◆ **Exercise**
How many lines of the records hold the string "Nacho"? Reply with the number alone.

Data entries
──────────

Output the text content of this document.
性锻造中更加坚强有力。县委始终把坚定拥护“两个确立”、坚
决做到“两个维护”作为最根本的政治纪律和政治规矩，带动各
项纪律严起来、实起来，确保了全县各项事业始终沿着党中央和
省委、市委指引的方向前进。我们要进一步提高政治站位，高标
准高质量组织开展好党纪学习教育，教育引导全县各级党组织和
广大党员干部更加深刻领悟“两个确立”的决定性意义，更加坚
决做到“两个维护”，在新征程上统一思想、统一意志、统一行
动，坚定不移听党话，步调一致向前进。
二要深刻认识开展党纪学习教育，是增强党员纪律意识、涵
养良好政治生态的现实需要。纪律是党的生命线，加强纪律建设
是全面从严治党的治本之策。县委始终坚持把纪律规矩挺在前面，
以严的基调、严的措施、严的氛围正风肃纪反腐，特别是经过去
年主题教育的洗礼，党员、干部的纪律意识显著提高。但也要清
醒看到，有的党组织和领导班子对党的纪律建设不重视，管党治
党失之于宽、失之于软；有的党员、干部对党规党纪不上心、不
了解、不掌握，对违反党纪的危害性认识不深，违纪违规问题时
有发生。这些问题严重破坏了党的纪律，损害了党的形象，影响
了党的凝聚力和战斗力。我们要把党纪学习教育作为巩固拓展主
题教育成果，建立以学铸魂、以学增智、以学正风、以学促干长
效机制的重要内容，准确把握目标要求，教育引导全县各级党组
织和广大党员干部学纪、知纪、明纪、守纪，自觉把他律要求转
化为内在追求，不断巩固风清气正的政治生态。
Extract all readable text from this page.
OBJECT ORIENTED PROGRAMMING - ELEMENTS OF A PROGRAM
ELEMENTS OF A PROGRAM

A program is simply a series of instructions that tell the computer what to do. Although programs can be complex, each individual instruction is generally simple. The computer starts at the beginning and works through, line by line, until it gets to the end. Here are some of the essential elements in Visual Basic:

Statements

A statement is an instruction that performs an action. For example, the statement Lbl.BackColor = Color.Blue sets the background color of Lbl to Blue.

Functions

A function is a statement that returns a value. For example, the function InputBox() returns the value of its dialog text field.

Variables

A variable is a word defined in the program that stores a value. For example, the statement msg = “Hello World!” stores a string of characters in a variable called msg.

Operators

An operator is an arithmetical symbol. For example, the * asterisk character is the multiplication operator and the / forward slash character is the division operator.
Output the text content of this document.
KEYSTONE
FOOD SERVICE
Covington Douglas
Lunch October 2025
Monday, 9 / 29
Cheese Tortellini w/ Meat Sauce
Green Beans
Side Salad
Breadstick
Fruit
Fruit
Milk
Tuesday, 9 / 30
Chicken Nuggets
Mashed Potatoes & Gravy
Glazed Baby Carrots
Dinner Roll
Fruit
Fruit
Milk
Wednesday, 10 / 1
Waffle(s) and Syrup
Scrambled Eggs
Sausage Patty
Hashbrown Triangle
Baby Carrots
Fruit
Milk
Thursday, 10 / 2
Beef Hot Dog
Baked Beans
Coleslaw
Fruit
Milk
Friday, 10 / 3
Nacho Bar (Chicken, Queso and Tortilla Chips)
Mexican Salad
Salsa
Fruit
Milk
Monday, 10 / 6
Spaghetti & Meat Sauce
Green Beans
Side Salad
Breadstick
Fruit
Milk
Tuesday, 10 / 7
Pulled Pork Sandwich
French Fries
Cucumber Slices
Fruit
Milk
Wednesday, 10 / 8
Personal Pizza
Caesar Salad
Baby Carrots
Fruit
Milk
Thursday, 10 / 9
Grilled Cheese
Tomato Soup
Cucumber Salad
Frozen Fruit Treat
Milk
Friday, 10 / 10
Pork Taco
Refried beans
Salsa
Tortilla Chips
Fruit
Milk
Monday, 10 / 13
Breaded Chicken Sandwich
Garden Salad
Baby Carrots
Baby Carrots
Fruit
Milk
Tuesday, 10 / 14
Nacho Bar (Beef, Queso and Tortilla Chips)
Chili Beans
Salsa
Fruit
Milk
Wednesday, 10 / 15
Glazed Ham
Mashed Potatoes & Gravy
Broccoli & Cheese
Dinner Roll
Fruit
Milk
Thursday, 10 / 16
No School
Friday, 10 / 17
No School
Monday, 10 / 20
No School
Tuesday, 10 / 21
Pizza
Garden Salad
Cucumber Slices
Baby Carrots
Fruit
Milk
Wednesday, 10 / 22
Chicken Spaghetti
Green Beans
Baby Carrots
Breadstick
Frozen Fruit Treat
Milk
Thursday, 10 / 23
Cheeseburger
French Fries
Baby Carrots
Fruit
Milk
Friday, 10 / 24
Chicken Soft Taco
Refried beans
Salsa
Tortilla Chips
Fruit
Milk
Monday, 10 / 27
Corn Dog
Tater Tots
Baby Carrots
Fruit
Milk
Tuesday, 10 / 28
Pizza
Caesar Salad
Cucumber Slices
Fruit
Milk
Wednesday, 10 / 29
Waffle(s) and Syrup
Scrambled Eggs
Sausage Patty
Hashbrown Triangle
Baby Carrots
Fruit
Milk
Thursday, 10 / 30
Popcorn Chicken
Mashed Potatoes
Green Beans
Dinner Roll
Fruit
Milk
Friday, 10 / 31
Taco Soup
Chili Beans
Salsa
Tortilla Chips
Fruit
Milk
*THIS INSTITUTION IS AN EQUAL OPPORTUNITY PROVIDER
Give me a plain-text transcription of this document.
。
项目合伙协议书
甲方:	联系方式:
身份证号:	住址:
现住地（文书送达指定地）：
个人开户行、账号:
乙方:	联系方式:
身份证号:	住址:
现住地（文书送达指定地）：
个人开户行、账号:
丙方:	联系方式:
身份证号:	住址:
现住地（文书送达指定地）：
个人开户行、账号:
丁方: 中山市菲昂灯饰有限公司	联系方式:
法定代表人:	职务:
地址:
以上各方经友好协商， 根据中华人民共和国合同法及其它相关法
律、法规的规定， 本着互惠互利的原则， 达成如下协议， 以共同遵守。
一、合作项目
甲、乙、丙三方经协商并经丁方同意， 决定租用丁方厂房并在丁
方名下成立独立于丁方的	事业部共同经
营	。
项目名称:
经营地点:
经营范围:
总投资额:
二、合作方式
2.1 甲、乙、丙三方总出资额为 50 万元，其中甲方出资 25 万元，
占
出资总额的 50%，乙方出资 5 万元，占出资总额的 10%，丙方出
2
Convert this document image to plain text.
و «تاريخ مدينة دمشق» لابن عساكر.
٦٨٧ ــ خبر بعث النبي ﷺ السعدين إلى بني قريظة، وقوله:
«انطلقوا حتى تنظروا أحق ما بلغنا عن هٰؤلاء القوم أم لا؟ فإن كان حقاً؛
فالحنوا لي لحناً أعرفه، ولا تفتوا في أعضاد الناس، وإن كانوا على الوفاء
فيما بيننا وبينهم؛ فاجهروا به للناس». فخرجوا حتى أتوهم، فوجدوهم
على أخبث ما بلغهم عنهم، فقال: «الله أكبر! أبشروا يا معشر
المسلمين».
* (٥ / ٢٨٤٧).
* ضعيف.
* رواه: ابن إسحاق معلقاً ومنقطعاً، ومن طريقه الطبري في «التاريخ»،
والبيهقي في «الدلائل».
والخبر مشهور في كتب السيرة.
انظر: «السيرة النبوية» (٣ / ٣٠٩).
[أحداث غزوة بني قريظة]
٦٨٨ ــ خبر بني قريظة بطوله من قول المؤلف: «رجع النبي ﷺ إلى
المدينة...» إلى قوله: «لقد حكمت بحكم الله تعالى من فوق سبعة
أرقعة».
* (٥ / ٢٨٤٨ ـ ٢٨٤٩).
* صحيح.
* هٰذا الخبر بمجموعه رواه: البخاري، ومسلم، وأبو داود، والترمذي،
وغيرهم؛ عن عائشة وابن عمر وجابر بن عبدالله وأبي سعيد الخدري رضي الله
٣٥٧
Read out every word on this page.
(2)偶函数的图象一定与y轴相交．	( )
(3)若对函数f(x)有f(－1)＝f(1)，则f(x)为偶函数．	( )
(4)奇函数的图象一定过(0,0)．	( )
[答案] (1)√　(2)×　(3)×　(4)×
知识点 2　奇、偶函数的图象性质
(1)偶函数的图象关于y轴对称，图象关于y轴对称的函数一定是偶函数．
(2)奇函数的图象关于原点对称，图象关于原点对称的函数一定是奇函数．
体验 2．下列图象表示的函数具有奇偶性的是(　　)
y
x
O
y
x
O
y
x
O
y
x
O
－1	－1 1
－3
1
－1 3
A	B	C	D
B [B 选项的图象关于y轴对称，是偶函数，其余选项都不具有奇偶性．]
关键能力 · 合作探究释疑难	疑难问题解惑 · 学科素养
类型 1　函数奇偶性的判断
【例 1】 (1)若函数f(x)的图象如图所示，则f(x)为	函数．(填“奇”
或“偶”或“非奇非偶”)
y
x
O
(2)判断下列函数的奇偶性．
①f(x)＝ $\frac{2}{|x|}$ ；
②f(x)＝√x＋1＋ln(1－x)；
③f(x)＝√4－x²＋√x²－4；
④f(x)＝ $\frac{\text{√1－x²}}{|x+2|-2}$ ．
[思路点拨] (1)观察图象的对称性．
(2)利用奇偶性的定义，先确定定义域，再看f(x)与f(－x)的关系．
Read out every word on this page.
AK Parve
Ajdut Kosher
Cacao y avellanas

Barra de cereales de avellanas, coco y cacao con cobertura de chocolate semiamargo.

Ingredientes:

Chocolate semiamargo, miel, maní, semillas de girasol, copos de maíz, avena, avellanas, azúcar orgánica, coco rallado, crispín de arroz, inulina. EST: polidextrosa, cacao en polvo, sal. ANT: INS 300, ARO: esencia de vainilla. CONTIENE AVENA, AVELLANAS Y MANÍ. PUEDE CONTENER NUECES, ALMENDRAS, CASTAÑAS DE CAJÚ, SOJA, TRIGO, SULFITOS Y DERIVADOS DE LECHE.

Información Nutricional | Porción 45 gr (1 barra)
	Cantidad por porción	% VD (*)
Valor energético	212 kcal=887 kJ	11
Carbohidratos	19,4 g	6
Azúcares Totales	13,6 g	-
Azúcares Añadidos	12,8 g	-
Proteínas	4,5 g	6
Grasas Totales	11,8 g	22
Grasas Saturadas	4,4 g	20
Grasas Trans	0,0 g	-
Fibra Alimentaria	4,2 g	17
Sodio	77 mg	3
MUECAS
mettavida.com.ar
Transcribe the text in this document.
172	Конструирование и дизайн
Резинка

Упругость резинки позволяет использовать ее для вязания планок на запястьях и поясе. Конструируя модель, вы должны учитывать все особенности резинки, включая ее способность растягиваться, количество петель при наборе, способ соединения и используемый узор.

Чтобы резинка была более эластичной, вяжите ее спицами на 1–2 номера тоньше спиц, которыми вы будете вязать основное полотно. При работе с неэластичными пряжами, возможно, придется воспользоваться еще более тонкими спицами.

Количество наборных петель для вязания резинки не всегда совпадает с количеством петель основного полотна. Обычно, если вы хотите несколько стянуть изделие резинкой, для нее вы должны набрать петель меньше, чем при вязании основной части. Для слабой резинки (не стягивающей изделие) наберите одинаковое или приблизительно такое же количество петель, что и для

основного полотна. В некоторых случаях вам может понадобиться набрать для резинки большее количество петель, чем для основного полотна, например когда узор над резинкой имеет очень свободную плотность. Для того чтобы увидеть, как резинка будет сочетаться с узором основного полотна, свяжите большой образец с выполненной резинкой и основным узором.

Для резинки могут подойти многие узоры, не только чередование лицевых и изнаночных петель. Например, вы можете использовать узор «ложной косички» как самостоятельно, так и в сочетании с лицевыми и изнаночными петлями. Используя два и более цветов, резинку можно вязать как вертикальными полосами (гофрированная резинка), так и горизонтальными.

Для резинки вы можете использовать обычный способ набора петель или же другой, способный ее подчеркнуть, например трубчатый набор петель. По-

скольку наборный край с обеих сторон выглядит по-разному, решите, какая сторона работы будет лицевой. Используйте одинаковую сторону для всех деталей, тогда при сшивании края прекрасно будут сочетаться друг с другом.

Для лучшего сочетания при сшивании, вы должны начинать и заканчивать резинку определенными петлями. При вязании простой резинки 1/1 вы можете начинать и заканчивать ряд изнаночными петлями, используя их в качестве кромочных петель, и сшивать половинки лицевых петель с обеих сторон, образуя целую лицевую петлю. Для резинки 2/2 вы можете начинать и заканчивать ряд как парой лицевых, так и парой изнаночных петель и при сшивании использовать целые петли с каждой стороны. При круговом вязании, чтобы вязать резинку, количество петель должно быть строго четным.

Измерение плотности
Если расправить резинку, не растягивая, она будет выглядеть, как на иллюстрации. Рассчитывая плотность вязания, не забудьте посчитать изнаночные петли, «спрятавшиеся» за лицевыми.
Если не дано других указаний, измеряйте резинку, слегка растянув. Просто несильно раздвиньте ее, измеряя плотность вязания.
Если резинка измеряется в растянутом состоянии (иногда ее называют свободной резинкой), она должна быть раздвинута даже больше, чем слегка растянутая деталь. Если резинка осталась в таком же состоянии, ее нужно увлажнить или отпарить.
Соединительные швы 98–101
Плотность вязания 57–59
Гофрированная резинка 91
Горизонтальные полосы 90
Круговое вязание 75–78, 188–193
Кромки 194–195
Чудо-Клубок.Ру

──────────

◆ **Task answer**
2